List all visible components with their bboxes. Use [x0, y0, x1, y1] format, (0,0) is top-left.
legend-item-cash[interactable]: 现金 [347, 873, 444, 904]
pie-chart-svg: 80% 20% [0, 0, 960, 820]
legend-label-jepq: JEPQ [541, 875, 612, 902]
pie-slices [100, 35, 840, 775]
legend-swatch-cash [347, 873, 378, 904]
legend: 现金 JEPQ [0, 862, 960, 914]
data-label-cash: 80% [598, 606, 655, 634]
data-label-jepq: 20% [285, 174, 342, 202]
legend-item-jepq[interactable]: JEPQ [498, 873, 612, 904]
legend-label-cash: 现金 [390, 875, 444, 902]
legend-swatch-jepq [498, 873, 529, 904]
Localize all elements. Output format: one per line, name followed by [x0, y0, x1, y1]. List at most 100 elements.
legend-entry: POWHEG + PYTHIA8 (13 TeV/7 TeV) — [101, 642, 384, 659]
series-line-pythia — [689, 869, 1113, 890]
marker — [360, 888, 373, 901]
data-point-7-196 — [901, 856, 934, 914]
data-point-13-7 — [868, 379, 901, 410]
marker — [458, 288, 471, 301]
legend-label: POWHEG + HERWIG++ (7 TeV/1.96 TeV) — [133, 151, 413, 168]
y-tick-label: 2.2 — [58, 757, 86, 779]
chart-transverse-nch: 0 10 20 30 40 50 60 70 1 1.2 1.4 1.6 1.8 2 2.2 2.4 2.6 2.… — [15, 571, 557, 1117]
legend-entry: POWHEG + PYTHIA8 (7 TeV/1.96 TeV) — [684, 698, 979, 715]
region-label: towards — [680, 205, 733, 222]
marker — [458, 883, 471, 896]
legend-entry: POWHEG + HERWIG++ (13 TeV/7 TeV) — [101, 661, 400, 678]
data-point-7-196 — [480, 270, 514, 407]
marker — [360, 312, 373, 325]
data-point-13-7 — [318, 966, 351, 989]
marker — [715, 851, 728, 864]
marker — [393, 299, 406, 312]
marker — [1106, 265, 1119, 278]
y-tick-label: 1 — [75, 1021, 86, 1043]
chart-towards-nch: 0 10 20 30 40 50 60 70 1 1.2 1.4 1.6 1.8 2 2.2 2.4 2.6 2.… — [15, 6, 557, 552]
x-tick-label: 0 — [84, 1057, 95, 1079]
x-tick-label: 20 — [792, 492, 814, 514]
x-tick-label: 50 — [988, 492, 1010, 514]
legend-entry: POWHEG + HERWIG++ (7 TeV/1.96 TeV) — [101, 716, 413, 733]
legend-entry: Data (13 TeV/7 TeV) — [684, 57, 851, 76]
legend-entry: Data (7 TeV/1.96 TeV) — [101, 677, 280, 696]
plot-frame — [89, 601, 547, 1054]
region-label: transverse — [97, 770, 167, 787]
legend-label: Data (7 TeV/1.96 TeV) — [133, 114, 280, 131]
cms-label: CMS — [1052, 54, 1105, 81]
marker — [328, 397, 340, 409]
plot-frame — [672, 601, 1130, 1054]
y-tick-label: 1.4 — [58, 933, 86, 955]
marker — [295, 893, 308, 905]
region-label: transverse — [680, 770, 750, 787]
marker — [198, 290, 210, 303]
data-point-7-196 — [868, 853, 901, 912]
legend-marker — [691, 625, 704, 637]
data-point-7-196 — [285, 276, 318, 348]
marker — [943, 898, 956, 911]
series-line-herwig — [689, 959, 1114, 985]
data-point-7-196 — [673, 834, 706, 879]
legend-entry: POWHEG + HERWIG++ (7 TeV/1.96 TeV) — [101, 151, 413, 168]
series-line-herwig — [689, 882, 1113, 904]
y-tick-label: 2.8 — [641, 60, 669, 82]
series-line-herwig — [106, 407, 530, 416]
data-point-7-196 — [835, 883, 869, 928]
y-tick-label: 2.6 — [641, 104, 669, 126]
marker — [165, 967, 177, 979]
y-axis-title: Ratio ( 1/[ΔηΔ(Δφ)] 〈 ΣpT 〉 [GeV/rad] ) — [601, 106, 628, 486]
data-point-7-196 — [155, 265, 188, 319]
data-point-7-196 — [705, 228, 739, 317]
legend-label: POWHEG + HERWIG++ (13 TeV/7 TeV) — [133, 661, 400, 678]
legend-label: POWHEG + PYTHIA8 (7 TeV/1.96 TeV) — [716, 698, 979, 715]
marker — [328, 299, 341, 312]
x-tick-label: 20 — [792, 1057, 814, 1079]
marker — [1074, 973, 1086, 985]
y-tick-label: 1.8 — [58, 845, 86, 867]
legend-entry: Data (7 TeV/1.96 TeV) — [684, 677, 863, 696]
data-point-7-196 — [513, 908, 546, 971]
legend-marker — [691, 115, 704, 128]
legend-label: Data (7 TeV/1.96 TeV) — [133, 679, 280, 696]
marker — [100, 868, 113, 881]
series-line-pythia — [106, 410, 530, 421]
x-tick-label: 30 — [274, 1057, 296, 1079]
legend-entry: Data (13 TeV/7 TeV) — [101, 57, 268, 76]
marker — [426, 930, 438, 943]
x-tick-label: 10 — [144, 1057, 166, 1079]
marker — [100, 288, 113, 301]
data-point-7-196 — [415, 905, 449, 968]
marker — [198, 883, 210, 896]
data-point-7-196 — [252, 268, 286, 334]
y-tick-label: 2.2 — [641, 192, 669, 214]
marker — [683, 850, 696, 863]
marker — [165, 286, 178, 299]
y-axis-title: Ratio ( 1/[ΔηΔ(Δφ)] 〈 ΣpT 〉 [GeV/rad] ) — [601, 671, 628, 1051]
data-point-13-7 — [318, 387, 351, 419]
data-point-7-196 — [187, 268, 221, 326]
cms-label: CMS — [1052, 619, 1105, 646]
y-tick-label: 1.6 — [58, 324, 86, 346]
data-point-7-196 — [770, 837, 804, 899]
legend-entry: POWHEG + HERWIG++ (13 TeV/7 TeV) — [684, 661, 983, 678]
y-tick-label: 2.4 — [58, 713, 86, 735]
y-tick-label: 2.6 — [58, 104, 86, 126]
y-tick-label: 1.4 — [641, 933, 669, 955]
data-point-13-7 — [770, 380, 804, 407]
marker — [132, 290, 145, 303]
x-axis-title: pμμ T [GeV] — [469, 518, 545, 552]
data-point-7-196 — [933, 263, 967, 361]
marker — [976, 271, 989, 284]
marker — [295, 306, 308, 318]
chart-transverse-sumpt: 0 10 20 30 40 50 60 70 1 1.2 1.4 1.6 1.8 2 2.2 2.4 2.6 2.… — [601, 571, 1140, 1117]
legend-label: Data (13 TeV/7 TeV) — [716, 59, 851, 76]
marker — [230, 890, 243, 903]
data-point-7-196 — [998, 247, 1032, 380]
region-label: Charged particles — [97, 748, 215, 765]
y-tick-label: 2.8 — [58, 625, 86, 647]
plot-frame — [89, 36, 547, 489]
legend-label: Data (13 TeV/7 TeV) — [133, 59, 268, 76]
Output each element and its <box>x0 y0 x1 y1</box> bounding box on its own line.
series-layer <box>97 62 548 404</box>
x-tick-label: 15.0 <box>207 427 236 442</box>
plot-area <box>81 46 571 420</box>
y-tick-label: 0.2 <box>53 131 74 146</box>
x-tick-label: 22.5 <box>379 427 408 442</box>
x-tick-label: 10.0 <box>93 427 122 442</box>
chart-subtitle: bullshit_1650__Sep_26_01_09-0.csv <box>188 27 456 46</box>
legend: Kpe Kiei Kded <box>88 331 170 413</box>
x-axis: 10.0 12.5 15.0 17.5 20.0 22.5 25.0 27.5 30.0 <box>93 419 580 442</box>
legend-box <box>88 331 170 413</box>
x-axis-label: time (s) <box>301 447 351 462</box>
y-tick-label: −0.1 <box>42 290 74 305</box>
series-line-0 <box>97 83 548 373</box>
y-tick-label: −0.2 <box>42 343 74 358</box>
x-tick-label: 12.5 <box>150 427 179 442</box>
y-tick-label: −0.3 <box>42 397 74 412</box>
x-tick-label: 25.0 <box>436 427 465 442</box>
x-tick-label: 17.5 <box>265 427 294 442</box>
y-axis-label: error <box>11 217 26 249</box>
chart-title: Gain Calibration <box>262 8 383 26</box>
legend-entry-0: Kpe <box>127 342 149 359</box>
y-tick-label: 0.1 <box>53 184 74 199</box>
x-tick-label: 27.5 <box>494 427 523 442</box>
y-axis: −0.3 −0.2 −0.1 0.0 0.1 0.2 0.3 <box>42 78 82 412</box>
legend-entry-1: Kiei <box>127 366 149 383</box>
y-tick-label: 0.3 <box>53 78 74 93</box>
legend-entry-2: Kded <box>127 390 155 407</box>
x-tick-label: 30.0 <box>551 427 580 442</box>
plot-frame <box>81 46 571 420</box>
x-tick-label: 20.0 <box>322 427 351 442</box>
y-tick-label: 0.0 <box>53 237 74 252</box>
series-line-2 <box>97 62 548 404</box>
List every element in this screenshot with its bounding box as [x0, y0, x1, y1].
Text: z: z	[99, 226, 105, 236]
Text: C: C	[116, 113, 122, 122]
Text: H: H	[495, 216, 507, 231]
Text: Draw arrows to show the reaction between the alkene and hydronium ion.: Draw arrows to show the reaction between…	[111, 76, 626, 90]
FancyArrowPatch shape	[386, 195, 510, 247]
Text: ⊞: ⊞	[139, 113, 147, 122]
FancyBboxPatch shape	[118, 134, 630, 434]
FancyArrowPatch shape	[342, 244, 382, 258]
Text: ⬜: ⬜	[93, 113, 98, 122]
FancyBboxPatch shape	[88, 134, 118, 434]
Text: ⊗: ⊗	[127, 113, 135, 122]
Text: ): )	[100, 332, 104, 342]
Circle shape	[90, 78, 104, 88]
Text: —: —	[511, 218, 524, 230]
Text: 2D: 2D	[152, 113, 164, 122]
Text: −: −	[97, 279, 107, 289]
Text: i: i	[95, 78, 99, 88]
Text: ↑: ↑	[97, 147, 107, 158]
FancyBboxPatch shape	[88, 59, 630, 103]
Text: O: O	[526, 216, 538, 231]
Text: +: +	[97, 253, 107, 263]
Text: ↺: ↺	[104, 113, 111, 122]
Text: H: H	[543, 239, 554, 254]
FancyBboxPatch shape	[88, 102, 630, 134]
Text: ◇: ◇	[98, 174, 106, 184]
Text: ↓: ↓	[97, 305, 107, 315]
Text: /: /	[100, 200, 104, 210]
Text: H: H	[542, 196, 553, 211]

===

**TASK DIRECTIONS**:
Edit everything from the first line down to the line containing "chart-transverse-nch: 0 10", both included, replacing "marker" with "symbol" and changing nothing else. Give those lines only.

**RESPONSE TO THIS EXERCISE**:
List all visible components with their bboxes. Use [x0, y0, x1, y1] format, (0,0) is top-left.
legend-item-cash[interactable]: 现金 [347, 873, 444, 904]
pie-chart-svg: 80% 20% [0, 0, 960, 820]
legend-label-jepq: JEPQ [541, 875, 612, 902]
pie-slices [100, 35, 840, 775]
legend-swatch-cash [347, 873, 378, 904]
legend: 现金 JEPQ [0, 862, 960, 914]
data-label-cash: 80% [598, 606, 655, 634]
data-label-jepq: 20% [285, 174, 342, 202]
legend-item-jepq[interactable]: JEPQ [498, 873, 612, 904]
legend-label-cash: 现金 [390, 875, 444, 902]
legend-swatch-jepq [498, 873, 529, 904]
Localize all elements. Output format: one per line, name followed by [x0, y0, x1, y1]. List at most 100 elements.
legend-entry: POWHEG + PYTHIA8 (13 TeV/7 TeV) — [101, 642, 384, 659]
series-line-pythia — [689, 869, 1113, 890]
symbol — [360, 888, 373, 901]
data-point-7-196 — [901, 856, 934, 914]
data-point-13-7 — [868, 379, 901, 410]
symbol — [458, 288, 471, 301]
legend-label: POWHEG + HERWIG++ (7 TeV/1.96 TeV) — [133, 151, 413, 168]
y-tick-label: 2.2 — [58, 757, 86, 779]
chart-transverse-nch: 0 10 20 30 40 50 60 70 1 1.2 1.4 1.6 1.8 2 2.2 2.4 2.6 2.… — [15, 571, 557, 1117]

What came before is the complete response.